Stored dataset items

----------------

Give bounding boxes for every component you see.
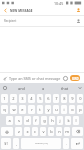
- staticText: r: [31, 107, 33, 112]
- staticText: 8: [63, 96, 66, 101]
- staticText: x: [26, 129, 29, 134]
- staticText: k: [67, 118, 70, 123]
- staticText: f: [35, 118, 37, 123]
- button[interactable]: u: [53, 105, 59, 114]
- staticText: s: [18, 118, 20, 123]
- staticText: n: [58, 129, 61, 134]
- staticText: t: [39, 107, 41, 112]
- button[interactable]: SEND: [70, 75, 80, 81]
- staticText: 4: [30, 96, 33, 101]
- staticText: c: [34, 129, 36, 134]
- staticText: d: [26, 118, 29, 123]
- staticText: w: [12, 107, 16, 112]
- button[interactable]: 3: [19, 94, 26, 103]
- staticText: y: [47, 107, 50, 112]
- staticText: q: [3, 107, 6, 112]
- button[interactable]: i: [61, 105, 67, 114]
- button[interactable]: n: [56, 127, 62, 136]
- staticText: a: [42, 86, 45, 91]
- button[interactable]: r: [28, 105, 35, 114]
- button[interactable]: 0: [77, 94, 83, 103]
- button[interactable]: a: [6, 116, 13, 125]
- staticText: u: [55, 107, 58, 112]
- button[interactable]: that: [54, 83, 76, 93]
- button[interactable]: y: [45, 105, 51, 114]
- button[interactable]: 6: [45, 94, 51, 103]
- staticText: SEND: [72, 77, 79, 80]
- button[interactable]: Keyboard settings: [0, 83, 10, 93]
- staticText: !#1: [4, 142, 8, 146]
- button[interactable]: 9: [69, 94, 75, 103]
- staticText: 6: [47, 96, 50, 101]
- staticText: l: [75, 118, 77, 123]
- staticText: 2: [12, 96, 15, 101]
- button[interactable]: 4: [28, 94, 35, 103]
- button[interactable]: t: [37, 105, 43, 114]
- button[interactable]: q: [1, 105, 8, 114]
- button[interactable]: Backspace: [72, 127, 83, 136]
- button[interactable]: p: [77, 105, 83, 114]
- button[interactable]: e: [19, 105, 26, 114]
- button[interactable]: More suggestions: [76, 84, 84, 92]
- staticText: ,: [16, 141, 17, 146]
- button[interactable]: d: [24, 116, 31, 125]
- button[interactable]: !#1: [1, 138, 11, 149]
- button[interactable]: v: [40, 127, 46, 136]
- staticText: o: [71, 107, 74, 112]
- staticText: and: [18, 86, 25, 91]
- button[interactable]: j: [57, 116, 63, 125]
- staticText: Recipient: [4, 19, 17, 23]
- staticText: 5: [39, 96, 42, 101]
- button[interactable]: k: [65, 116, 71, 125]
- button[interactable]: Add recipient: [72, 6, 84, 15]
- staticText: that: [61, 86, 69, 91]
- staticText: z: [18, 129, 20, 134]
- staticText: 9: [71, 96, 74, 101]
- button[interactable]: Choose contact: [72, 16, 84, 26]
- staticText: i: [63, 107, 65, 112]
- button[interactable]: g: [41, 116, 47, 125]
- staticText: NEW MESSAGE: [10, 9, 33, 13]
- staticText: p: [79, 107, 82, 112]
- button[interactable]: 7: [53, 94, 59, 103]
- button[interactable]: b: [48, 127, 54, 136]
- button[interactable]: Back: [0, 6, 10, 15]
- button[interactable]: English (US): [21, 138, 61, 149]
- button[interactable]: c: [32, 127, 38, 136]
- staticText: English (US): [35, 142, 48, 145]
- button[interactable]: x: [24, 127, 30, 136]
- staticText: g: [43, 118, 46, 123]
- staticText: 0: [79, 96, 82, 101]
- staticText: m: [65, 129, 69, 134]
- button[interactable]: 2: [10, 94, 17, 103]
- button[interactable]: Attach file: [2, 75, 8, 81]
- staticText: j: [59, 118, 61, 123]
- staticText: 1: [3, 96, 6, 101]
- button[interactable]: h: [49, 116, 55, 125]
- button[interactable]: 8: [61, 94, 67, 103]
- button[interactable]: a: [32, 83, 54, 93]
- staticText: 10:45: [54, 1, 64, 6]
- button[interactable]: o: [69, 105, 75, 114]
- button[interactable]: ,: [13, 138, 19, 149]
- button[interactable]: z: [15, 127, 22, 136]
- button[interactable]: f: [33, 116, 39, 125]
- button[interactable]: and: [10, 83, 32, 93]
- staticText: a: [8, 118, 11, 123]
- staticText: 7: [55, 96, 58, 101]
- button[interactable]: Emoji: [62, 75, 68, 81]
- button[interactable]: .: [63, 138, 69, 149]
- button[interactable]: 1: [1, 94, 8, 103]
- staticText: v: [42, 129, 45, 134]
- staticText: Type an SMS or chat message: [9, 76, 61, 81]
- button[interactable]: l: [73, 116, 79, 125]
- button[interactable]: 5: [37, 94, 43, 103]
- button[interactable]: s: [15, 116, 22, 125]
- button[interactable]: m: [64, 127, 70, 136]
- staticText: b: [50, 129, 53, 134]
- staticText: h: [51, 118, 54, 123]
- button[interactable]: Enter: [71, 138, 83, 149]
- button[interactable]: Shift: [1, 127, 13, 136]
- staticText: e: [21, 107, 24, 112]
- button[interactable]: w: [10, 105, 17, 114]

----------------

EXERCISE: Reproduce every line of the listing above verbatim, omitting the pictures.

FULL ANSWER:
Give bounding boxes for every component you see.
- staticText: r: [31, 107, 33, 112]
- staticText: 8: [63, 96, 66, 101]
- staticText: x: [26, 129, 29, 134]
- staticText: k: [67, 118, 70, 123]
- staticText: f: [35, 118, 37, 123]
- button[interactable]: u: [53, 105, 59, 114]
- staticText: s: [18, 118, 20, 123]
- staticText: n: [58, 129, 61, 134]
- staticText: t: [39, 107, 41, 112]
- button[interactable]: SEND: [70, 75, 80, 81]
- staticText: 4: [30, 96, 33, 101]
- staticText: c: [34, 129, 36, 134]
- staticText: d: [26, 118, 29, 123]
- staticText: w: [12, 107, 16, 112]
- button[interactable]: 3: [19, 94, 26, 103]
- staticText: y: [47, 107, 50, 112]
- staticText: q: [3, 107, 6, 112]
- button[interactable]: i: [61, 105, 67, 114]
- button[interactable]: n: [56, 127, 62, 136]
- staticText: a: [42, 86, 45, 91]
- button[interactable]: r: [28, 105, 35, 114]
- button[interactable]: 0: [77, 94, 83, 103]
- button[interactable]: a: [6, 116, 13, 125]
- staticText: u: [55, 107, 58, 112]
- button[interactable]: that: [54, 83, 76, 93]
- button[interactable]: y: [45, 105, 51, 114]
- button[interactable]: 6: [45, 94, 51, 103]
- staticText: SEND: [72, 77, 79, 80]
- button[interactable]: Keyboard settings: [0, 83, 10, 93]
- staticText: !#1: [4, 142, 8, 146]
- button[interactable]: 9: [69, 94, 75, 103]
- staticText: 6: [47, 96, 50, 101]
- staticText: l: [75, 118, 77, 123]
- staticText: 2: [12, 96, 15, 101]
- button[interactable]: 4: [28, 94, 35, 103]
- button[interactable]: t: [37, 105, 43, 114]
- button[interactable]: q: [1, 105, 8, 114]
- button[interactable]: Backspace: [72, 127, 83, 136]
- button[interactable]: p: [77, 105, 83, 114]
- button[interactable]: e: [19, 105, 26, 114]
- button[interactable]: More suggestions: [76, 84, 84, 92]
- staticText: ,: [16, 141, 17, 146]
- button[interactable]: d: [24, 116, 31, 125]
- button[interactable]: !#1: [1, 138, 11, 149]
- button[interactable]: v: [40, 127, 46, 136]
- staticText: o: [71, 107, 74, 112]
- staticText: and: [18, 86, 25, 91]
- button[interactable]: j: [57, 116, 63, 125]
- staticText: Recipient: [4, 19, 17, 23]
- staticText: 5: [39, 96, 42, 101]
- button[interactable]: k: [65, 116, 71, 125]
- button[interactable]: Add recipient: [72, 6, 84, 15]
- staticText: that: [61, 86, 69, 91]
- staticText: z: [18, 129, 20, 134]
- staticText: 9: [71, 96, 74, 101]
- button[interactable]: Choose contact: [72, 16, 84, 26]
- staticText: i: [63, 107, 65, 112]
- button[interactable]: g: [41, 116, 47, 125]
- staticText: NEW MESSAGE: [10, 9, 33, 13]
- staticText: p: [79, 107, 82, 112]
- button[interactable]: 7: [53, 94, 59, 103]
- button[interactable]: b: [48, 127, 54, 136]
- button[interactable]: Back: [0, 6, 10, 15]
- button[interactable]: English (US): [21, 138, 61, 149]
- button[interactable]: c: [32, 127, 38, 136]
- staticText: English (US): [35, 142, 48, 145]
- button[interactable]: x: [24, 127, 30, 136]
- staticText: g: [43, 118, 46, 123]
- staticText: 0: [79, 96, 82, 101]
- staticText: m: [65, 129, 69, 134]
- button[interactable]: 2: [10, 94, 17, 103]
- button[interactable]: Attach file: [2, 75, 8, 81]
- staticText: j: [59, 118, 61, 123]
- staticText: 1: [3, 96, 6, 101]
- button[interactable]: h: [49, 116, 55, 125]
- button[interactable]: 8: [61, 94, 67, 103]
- button[interactable]: a: [32, 83, 54, 93]
- staticText: 10:45: [54, 1, 64, 6]
- button[interactable]: o: [69, 105, 75, 114]
- button[interactable]: ,: [13, 138, 19, 149]
- button[interactable]: z: [15, 127, 22, 136]
- button[interactable]: f: [33, 116, 39, 125]
- button[interactable]: and: [10, 83, 32, 93]
- staticText: a: [8, 118, 11, 123]
- staticText: 7: [55, 96, 58, 101]
- button[interactable]: Emoji: [62, 75, 68, 81]
- button[interactable]: .: [63, 138, 69, 149]
- button[interactable]: 1: [1, 94, 8, 103]
- staticText: v: [42, 129, 45, 134]
- staticText: Type an SMS or chat message: [9, 76, 61, 81]
- button[interactable]: l: [73, 116, 79, 125]
- button[interactable]: 5: [37, 94, 43, 103]
- button[interactable]: s: [15, 116, 22, 125]
- button[interactable]: m: [64, 127, 70, 136]
- staticText: b: [50, 129, 53, 134]
- staticText: h: [51, 118, 54, 123]
- button[interactable]: Enter: [71, 138, 83, 149]
- button[interactable]: Shift: [1, 127, 13, 136]
- staticText: e: [21, 107, 24, 112]
- button[interactable]: w: [10, 105, 17, 114]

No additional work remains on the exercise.